▸ **Exercise prompt**
Pull out every line from the listing that has the word "JSON".

** START Raw records **

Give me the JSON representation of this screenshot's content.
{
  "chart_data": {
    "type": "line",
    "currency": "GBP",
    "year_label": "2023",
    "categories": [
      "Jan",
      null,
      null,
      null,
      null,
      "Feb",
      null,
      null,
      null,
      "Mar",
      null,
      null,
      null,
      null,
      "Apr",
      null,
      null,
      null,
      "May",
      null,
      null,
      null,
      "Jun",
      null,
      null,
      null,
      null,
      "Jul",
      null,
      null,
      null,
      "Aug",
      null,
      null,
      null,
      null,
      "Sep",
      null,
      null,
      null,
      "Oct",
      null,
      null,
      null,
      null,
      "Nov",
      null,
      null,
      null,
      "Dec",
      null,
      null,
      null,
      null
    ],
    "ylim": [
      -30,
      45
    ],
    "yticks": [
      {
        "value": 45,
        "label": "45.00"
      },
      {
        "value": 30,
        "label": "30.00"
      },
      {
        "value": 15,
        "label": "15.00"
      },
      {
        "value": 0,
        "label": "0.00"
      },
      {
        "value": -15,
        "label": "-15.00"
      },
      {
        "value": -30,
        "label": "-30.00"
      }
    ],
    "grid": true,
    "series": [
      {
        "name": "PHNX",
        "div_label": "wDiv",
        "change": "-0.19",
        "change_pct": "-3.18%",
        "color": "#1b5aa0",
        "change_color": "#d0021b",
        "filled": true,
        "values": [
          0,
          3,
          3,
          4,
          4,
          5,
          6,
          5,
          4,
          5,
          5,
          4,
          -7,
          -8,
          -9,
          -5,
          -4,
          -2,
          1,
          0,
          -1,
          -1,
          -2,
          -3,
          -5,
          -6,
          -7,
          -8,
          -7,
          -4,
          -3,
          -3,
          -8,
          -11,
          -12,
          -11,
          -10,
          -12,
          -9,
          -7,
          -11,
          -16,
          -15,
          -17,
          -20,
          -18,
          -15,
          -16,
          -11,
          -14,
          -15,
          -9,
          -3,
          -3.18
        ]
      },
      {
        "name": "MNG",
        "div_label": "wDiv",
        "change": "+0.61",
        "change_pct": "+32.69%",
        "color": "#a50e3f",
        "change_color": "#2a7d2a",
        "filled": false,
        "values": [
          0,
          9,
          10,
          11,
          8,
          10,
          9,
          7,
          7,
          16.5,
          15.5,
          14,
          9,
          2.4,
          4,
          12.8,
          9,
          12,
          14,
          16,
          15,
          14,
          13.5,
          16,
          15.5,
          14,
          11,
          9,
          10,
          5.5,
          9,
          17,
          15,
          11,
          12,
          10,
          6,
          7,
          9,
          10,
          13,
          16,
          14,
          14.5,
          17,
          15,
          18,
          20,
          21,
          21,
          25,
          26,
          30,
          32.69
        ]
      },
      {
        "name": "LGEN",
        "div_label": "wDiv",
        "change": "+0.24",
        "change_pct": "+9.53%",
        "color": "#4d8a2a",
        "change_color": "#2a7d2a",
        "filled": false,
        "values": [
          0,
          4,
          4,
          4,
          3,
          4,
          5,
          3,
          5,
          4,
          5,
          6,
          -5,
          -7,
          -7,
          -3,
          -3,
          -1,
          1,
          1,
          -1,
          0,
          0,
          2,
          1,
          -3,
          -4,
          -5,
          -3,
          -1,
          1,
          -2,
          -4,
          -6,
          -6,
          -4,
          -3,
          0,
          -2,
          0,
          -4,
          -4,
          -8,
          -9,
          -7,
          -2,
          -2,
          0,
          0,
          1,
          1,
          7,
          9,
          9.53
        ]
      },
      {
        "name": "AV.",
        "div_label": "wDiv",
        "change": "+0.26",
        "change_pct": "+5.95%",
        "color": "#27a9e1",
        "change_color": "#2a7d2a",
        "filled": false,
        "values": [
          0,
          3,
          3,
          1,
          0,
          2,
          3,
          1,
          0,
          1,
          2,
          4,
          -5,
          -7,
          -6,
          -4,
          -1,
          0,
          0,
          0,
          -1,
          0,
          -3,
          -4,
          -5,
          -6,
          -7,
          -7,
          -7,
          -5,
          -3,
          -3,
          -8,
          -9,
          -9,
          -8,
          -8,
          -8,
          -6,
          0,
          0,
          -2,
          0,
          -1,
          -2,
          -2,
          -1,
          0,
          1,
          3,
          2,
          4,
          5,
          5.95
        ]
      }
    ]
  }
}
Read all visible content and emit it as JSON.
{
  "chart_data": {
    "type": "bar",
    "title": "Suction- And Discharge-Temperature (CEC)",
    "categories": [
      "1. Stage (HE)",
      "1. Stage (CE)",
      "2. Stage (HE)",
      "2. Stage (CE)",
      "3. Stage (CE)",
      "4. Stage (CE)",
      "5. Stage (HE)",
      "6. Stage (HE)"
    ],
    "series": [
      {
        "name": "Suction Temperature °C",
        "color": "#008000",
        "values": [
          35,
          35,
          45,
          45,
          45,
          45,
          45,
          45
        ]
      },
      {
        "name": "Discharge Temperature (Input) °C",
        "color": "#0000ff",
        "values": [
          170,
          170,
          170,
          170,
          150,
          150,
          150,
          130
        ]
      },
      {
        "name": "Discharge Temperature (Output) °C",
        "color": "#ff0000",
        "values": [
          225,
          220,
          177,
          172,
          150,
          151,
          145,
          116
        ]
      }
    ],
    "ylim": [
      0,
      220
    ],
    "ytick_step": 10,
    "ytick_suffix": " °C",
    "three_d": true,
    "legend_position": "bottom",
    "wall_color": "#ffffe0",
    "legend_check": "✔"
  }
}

** END Raw records **

▸ **Answer for the task**
Give me the JSON representation of this screenshot's content.
Read all visible content and emit it as JSON.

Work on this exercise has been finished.